=== Written task ===
Turn every line of the records below into a Markdown table with two columns, Row and Record line. Put the row number in Row and the line itself in Record line, and leave out blank lines.

=== Extracted records ===

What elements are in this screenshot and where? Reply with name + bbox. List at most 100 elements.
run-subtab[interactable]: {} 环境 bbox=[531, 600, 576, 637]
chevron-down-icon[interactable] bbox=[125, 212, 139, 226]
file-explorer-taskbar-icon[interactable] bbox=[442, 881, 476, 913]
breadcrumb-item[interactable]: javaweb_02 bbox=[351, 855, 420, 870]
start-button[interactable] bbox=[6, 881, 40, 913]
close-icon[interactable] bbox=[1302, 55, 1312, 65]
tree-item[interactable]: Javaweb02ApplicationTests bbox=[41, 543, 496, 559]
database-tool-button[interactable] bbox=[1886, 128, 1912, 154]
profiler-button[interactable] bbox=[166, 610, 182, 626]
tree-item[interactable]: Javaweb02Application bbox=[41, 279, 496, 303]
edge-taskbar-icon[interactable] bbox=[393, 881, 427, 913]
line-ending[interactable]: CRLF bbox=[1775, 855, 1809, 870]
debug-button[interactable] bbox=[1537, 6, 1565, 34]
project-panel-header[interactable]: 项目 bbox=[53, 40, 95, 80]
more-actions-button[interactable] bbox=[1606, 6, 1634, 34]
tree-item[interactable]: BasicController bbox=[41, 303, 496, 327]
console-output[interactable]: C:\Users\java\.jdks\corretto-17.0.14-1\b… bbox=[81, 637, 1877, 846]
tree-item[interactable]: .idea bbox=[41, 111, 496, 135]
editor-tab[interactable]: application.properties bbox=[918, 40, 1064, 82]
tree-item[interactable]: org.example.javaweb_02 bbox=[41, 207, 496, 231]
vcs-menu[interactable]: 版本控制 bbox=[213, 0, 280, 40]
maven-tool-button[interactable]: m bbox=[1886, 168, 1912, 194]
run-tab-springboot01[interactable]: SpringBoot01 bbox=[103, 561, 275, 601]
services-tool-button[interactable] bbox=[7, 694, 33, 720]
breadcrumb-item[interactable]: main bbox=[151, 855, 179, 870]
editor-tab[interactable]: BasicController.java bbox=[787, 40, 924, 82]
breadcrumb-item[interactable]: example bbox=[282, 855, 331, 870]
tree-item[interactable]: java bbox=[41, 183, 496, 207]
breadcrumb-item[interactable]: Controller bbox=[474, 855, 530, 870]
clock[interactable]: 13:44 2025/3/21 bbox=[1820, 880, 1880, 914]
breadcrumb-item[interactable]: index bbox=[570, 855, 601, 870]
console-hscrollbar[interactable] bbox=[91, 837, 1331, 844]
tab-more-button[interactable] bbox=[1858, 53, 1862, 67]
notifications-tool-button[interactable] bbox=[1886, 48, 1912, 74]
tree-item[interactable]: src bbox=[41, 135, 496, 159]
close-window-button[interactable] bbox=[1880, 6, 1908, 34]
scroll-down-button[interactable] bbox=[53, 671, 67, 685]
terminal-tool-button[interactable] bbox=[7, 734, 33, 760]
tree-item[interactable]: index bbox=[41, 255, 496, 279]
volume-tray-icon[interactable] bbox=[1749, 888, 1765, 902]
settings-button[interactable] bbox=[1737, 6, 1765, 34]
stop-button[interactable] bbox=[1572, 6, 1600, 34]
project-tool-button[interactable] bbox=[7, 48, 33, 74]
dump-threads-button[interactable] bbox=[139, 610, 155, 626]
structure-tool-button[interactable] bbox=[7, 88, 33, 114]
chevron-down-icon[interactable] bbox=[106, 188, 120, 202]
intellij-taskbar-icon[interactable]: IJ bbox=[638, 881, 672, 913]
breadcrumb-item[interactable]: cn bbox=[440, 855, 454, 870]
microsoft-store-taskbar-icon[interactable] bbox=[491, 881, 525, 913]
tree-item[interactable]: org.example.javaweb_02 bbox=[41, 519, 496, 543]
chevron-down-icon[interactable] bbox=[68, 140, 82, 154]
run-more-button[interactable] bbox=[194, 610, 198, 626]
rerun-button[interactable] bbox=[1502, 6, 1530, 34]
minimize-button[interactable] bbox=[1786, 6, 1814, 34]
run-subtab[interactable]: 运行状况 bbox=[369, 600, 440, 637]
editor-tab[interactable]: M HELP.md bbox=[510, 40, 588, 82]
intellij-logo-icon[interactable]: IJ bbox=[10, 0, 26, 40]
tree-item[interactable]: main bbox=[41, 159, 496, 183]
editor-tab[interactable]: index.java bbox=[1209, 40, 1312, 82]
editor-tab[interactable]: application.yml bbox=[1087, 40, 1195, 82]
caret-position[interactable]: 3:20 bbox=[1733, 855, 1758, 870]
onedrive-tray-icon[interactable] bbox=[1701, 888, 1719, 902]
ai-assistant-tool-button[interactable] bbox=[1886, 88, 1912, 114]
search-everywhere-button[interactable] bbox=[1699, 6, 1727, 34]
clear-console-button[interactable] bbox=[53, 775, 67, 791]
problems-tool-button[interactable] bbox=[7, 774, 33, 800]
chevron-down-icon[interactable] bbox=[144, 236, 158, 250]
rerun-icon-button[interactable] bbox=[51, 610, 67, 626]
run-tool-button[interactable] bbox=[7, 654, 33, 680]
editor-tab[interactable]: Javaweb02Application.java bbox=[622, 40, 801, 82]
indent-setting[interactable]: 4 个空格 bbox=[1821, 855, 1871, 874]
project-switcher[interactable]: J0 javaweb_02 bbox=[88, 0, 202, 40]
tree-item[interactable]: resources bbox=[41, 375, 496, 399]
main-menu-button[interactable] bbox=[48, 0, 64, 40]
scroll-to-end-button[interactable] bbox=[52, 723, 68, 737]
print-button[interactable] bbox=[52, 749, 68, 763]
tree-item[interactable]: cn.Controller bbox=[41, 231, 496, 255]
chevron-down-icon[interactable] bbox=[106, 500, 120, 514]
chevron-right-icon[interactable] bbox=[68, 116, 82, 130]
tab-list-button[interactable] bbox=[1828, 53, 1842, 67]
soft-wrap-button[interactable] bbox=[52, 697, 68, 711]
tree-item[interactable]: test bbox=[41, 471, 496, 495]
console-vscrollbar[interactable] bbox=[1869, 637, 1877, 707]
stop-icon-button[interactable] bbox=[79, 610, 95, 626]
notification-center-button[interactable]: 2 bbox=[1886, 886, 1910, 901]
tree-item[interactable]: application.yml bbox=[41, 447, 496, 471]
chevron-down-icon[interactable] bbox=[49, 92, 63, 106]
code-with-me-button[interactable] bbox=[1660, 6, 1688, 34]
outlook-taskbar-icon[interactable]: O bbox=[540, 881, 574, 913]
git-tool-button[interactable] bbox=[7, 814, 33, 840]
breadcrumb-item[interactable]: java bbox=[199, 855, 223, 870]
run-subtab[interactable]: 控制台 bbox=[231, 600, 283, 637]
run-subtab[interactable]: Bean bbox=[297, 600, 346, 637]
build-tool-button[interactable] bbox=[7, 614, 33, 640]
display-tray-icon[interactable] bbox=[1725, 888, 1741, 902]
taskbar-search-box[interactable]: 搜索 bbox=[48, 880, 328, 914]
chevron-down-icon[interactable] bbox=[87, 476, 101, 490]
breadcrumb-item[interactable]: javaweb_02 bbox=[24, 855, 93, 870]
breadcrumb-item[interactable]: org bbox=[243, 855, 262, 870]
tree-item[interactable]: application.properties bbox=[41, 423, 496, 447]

=== Expected answer ===
| Row | Record line |
|---|---|
| 1 | What elements are in this screenshot and where? Reply with name + bbox. List at most 100 elements. |
| 2 | run-subtab[interactable]: {} 环境 bbox=[531, 600, 576, 637] |
| 3 | chevron-down-icon[interactable] bbox=[125, 212, 139, 226] |
| 4 | file-explorer-taskbar-icon[interactable] bbox=[442, 881, 476, 913] |
| 5 | breadcrumb-item[interactable]: javaweb_02 bbox=[351, 855, 420, 870] |
| 6 | start-button[interactable] bbox=[6, 881, 40, 913] |
| 7 | close-icon[interactable] bbox=[1302, 55, 1312, 65] |
| 8 | tree-item[interactable]: Javaweb02ApplicationTests bbox=[41, 543, 496, 559] |
| 9 | database-tool-button[interactable] bbox=[1886, 128, 1912, 154] |
| 10 | profiler-button[interactable] bbox=[166, 610, 182, 626] |
| 11 | tree-item[interactable]: Javaweb02Application bbox=[41, 279, 496, 303] |
| 12 | edge-taskbar-icon[interactable] bbox=[393, 881, 427, 913] |
| 13 | line-ending[interactable]: CRLF bbox=[1775, 855, 1809, 870] |
| 14 | debug-button[interactable] bbox=[1537, 6, 1565, 34] |
| 15 | project-panel-header[interactable]: 项目 bbox=[53, 40, 95, 80] |
| 16 | more-actions-button[interactable] bbox=[1606, 6, 1634, 34] |
| 17 | tree-item[interactable]: BasicController bbox=[41, 303, 496, 327] |
| 18 | console-output[interactable]: C:\Users\java\.jdks\corretto-17.0.14-1\b… bbox=[81, 637, 1877, 846] |
| 19 | tree-item[interactable]: .idea bbox=[41, 111, 496, 135] |
| 20 | editor-tab[interactable]: application.properties bbox=[918, 40, 1064, 82] |
| 21 | tree-item[interactable]: org.example.javaweb_02 bbox=[41, 207, 496, 231] |
| 22 | vcs-menu[interactable]: 版本控制 bbox=[213, 0, 280, 40] |
| 23 | maven-tool-button[interactable]: m bbox=[1886, 168, 1912, 194] |
| 24 | run-tab-springboot01[interactable]: SpringBoot01 bbox=[103, 561, 275, 601] |
| 25 | services-tool-button[interactable] bbox=[7, 694, 33, 720] |
| 26 | breadcrumb-item[interactable]: main bbox=[151, 855, 179, 870] |
| 27 | editor-tab[interactable]: BasicController.java bbox=[787, 40, 924, 82] |
| 28 | breadcrumb-item[interactable]: example bbox=[282, 855, 331, 870] |
| 29 | tree-item[interactable]: java bbox=[41, 183, 496, 207] |
| 30 | breadcrumb-item[interactable]: Controller bbox=[474, 855, 530, 870] |
| 31 | clock[interactable]: 13:44 2025/3/21 bbox=[1820, 880, 1880, 914] |
| 32 | breadcrumb-item[interactable]: index bbox=[570, 855, 601, 870] |
| 33 | console-hscrollbar[interactable] bbox=[91, 837, 1331, 844] |
| 34 | tab-more-button[interactable] bbox=[1858, 53, 1862, 67] |
| 35 | notifications-tool-button[interactable] bbox=[1886, 48, 1912, 74] |
| 36 | tree-item[interactable]: src bbox=[41, 135, 496, 159] |
| 37 | close-window-button[interactable] bbox=[1880, 6, 1908, 34] |
| 38 | scroll-down-button[interactable] bbox=[53, 671, 67, 685] |
| 39 | terminal-tool-button[interactable] bbox=[7, 734, 33, 760] |
| 40 | tree-item[interactable]: index bbox=[41, 255, 496, 279] |
| 41 | volume-tray-icon[interactable] bbox=[1749, 888, 1765, 902] |
| 42 | settings-button[interactable] bbox=[1737, 6, 1765, 34] |
| 43 | stop-button[interactable] bbox=[1572, 6, 1600, 34] |
| 44 | project-tool-button[interactable] bbox=[7, 48, 33, 74] |
| 45 | dump-threads-button[interactable] bbox=[139, 610, 155, 626] |
| 46 | structure-tool-button[interactable] bbox=[7, 88, 33, 114] |
| 47 | chevron-down-icon[interactable] bbox=[106, 188, 120, 202] |
| 48 | intellij-taskbar-icon[interactable]: IJ bbox=[638, 881, 672, 913] |
| 49 | breadcrumb-item[interactable]: cn bbox=[440, 855, 454, 870] |
| 50 | microsoft-store-taskbar-icon[interactable] bbox=[491, 881, 525, 913] |
| 51 | tree-item[interactable]: org.example.javaweb_02 bbox=[41, 519, 496, 543] |
| 52 | chevron-down-icon[interactable] bbox=[68, 140, 82, 154] |
| 53 | run-more-button[interactable] bbox=[194, 610, 198, 626] |
| 54 | rerun-button[interactable] bbox=[1502, 6, 1530, 34] |
| 55 | minimize-button[interactable] bbox=[1786, 6, 1814, 34] |
| 56 | run-subtab[interactable]: 运行状况 bbox=[369, 600, 440, 637] |
| 57 | editor-tab[interactable]: M HELP.md bbox=[510, 40, 588, 82] |
| 58 | intellij-logo-icon[interactable]: IJ bbox=[10, 0, 26, 40] |
| 59 | tree-item[interactable]: main bbox=[41, 159, 496, 183] |
| 60 | editor-tab[interactable]: index.java bbox=[1209, 40, 1312, 82] |
| 61 | editor-tab[interactable]: application.yml bbox=[1087, 40, 1195, 82] |
| 62 | caret-position[interactable]: 3:20 bbox=[1733, 855, 1758, 870] |
| 63 | onedrive-tray-icon[interactable] bbox=[1701, 888, 1719, 902] |
| 64 | ai-assistant-tool-button[interactable] bbox=[1886, 88, 1912, 114] |
| 65 | search-everywhere-button[interactable] bbox=[1699, 6, 1727, 34] |
| 66 | clear-console-button[interactable] bbox=[53, 775, 67, 791] |
| 67 | problems-tool-button[interactable] bbox=[7, 774, 33, 800] |
| 68 | chevron-down-icon[interactable] bbox=[144, 236, 158, 250] |
| 69 | rerun-icon-button[interactable] bbox=[51, 610, 67, 626] |
| 70 | run-tool-button[interactable] bbox=[7, 654, 33, 680] |
| 71 | editor-tab[interactable]: Javaweb02Application.java bbox=[622, 40, 801, 82] |
| 72 | indent-setting[interactable]: 4 个空格 bbox=[1821, 855, 1871, 874] |
| 73 | project-switcher[interactable]: J0 javaweb_02 bbox=[88, 0, 202, 40] |
| 74 | tree-item[interactable]: resources bbox=[41, 375, 496, 399] |
| 75 | main-menu-button[interactable] bbox=[48, 0, 64, 40] |
| 76 | scroll-to-end-button[interactable] bbox=[52, 723, 68, 737] |
| 77 | print-button[interactable] bbox=[52, 749, 68, 763] |
| 78 | tree-item[interactable]: cn.Controller bbox=[41, 231, 496, 255] |
| 79 | chevron-down-icon[interactable] bbox=[106, 500, 120, 514] |
| 80 | chevron-right-icon[interactable] bbox=[68, 116, 82, 130] |
| 81 | tab-list-button[interactable] bbox=[1828, 53, 1842, 67] |
| 82 | soft-wrap-button[interactable] bbox=[52, 697, 68, 711] |
| 83 | tree-item[interactable]: test bbox=[41, 471, 496, 495] |
| 84 | console-vscrollbar[interactable] bbox=[1869, 637, 1877, 707] |
| 85 | stop-icon-button[interactable] bbox=[79, 610, 95, 626] |
| 86 | notification-center-button[interactable]: 2 bbox=[1886, 886, 1910, 901] |
| 87 | tree-item[interactable]: application.yml bbox=[41, 447, 496, 471] |
| 88 | chevron-down-icon[interactable] bbox=[49, 92, 63, 106] |
| 89 | code-with-me-button[interactable] bbox=[1660, 6, 1688, 34] |
| 90 | outlook-taskbar-icon[interactable]: O bbox=[540, 881, 574, 913] |
| 91 | git-tool-button[interactable] bbox=[7, 814, 33, 840] |
| 92 | breadcrumb-item[interactable]: java bbox=[199, 855, 223, 870] |
| 93 | run-subtab[interactable]: 控制台 bbox=[231, 600, 283, 637] |
| 94 | run-subtab[interactable]: Bean bbox=[297, 600, 346, 637] |
| 95 | build-tool-button[interactable] bbox=[7, 614, 33, 640] |
| 96 | display-tray-icon[interactable] bbox=[1725, 888, 1741, 902] |
| 97 | taskbar-search-box[interactable]: 搜索 bbox=[48, 880, 328, 914] |
| 98 | chevron-down-icon[interactable] bbox=[87, 476, 101, 490] |
| 99 | breadcrumb-item[interactable]: javaweb_02 bbox=[24, 855, 93, 870] |
| 100 | breadcrumb-item[interactable]: org bbox=[243, 855, 262, 870] |
| 101 | tree-item[interactable]: application.properties bbox=[41, 423, 496, 447] |